(Collected data entries)
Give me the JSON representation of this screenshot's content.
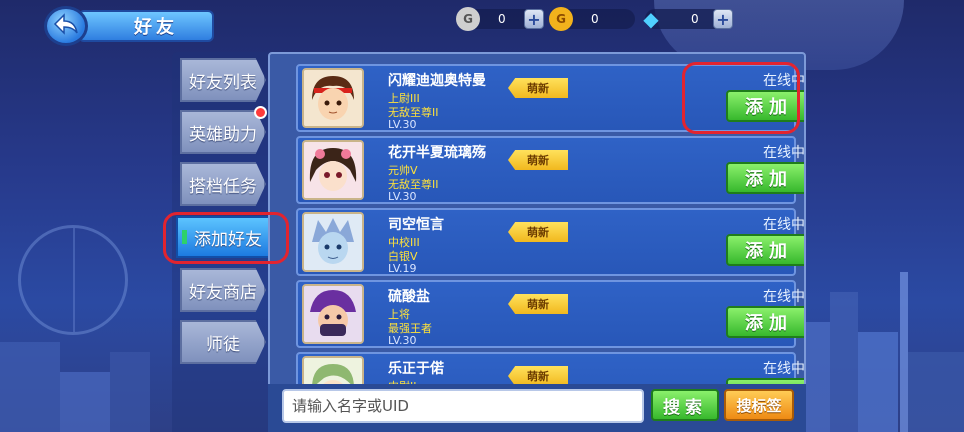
{
  "header": {
    "title": "好友",
    "back_icon": "back-arrow-icon"
  },
  "currencies": [
    {
      "icon": "silver-coin-icon",
      "symbol": "G",
      "amount": "0",
      "color": "#c9c9c9"
    },
    {
      "icon": "gold-coin-icon",
      "symbol": "G",
      "amount": "0",
      "color": "#f2b21c"
    },
    {
      "icon": "diamond-icon",
      "symbol": "◆",
      "amount": "0",
      "color": "#4fd0ff"
    }
  ],
  "tabs": [
    {
      "label": "好友列表",
      "active": false
    },
    {
      "label": "英雄助力",
      "active": false,
      "badge": true
    },
    {
      "label": "搭档任务",
      "active": false
    },
    {
      "label": "添加好友",
      "active": true
    },
    {
      "label": "好友商店",
      "active": false
    },
    {
      "label": "师徒",
      "active": false
    }
  ],
  "friends": [
    {
      "name": "闪耀迪迦奥特曼",
      "rank": "上尉III",
      "tier": "无敌至尊II",
      "level": "LV.30",
      "tag": "萌新",
      "status": "在线中",
      "action": "添加"
    },
    {
      "name": "花开半夏琉璃殇",
      "rank": "元帅V",
      "tier": "无敌至尊II",
      "level": "LV.30",
      "tag": "萌新",
      "status": "在线中",
      "action": "添加"
    },
    {
      "name": "司空恒言",
      "rank": "中校III",
      "tier": "白银V",
      "level": "LV.19",
      "tag": "萌新",
      "status": "在线中",
      "action": "添加"
    },
    {
      "name": "硫酸盐",
      "rank": "上将",
      "tier": "最强王者",
      "level": "LV.30",
      "tag": "萌新",
      "status": "在线中",
      "action": "添加"
    },
    {
      "name": "乐正于偌",
      "rank": "中尉II",
      "tier": "",
      "level": "",
      "tag": "萌新",
      "status": "在线中",
      "action": "添加"
    }
  ],
  "search": {
    "placeholder": "请输入名字或UID",
    "value": "",
    "search_label": "搜索",
    "tag_search_label": "搜标签"
  },
  "colors": {
    "highlight_outline": "#e2242f",
    "add_button": "#37b82d",
    "rank_text": "#ffe23a"
  }
}
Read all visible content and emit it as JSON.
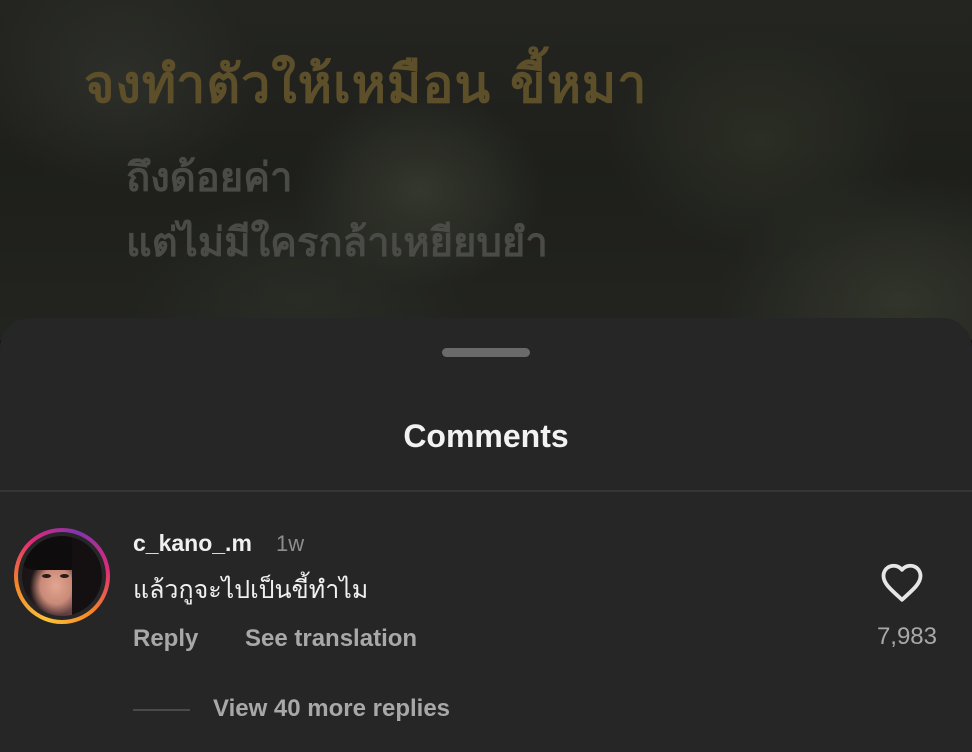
{
  "post": {
    "title": "จงทำตัวให้เหมือน ขี้หมา",
    "lines": [
      "ถึงด้อยค่า",
      "แต่ไม่มีใครกล้าเหยียบยำ"
    ]
  },
  "comments_sheet": {
    "title": "Comments",
    "comment": {
      "username": "c_kano_.m",
      "time": "1w",
      "text": "แล้วกูจะไปเป็นขี้ทำไม",
      "reply_label": "Reply",
      "translate_label": "See translation",
      "like_count": "7,983",
      "view_replies_label": "View 40 more replies"
    }
  },
  "icons": {
    "like": "heart-outline-icon"
  },
  "colors": {
    "sheet_bg": "#262626",
    "primary_text": "#f0f0f0",
    "secondary_text": "#a8a8a8",
    "post_title": "#5c4f2a"
  }
}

• **Directions for this task**:
In the copy, include all records verbatim but no images.

• **Answer for the task**:
Give me the JSON representation of this screenshot's content.
{
  "header": {
    "title": "好友",
    "back_icon": "back-arrow-icon"
  },
  "currencies": [
    {
      "icon": "silver-coin-icon",
      "symbol": "G",
      "amount": "0",
      "color": "#c9c9c9"
    },
    {
      "icon": "gold-coin-icon",
      "symbol": "G",
      "amount": "0",
      "color": "#f2b21c"
    },
    {
      "icon": "diamond-icon",
      "symbol": "◆",
      "amount": "0",
      "color": "#4fd0ff"
    }
  ],
  "tabs": [
    {
      "label": "好友列表",
      "active": false
    },
    {
      "label": "英雄助力",
      "active": false,
      "badge": true
    },
    {
      "label": "搭档任务",
      "active": false
    },
    {
      "label": "添加好友",
      "active": true
    },
    {
      "label": "好友商店",
      "active": false
    },
    {
      "label": "师徒",
      "active": false
    }
  ],
  "friends": [
    {
      "name": "闪耀迪迦奥特曼",
      "rank": "上尉III",
      "tier": "无敌至尊II",
      "level": "LV.30",
      "tag": "萌新",
      "status": "在线中",
      "action": "添加"
    },
    {
      "name": "花开半夏琉璃殇",
      "rank": "元帅V",
      "tier": "无敌至尊II",
      "level": "LV.30",
      "tag": "萌新",
      "status": "在线中",
      "action": "添加"
    },
    {
      "name": "司空恒言",
      "rank": "中校III",
      "tier": "白银V",
      "level": "LV.19",
      "tag": "萌新",
      "status": "在线中",
      "action": "添加"
    },
    {
      "name": "硫酸盐",
      "rank": "上将",
      "tier": "最强王者",
      "level": "LV.30",
      "tag": "萌新",
      "status": "在线中",
      "action": "添加"
    },
    {
      "name": "乐正于偌",
      "rank": "中尉II",
      "tier": "",
      "level": "",
      "tag": "萌新",
      "status": "在线中",
      "action": "添加"
    }
  ],
  "search": {
    "placeholder": "请输入名字或UID",
    "value": "",
    "search_label": "搜索",
    "tag_search_label": "搜标签"
  },
  "colors": {
    "highlight_outline": "#e2242f",
    "add_button": "#37b82d",
    "rank_text": "#ffe23a"
  }
}
Read all visible content and emit it as JSON.
{
  "post": {
    "title": "จงทำตัวให้เหมือน ขี้หมา",
    "lines": [
      "ถึงด้อยค่า",
      "แต่ไม่มีใครกล้าเหยียบยำ"
    ]
  },
  "comments_sheet": {
    "title": "Comments",
    "comment": {
      "username": "c_kano_.m",
      "time": "1w",
      "text": "แล้วกูจะไปเป็นขี้ทำไม",
      "reply_label": "Reply",
      "translate_label": "See translation",
      "like_count": "7,983",
      "view_replies_label": "View 40 more replies"
    }
  },
  "icons": {
    "like": "heart-outline-icon"
  },
  "colors": {
    "sheet_bg": "#262626",
    "primary_text": "#f0f0f0",
    "secondary_text": "#a8a8a8",
    "post_title": "#5c4f2a"
  }
}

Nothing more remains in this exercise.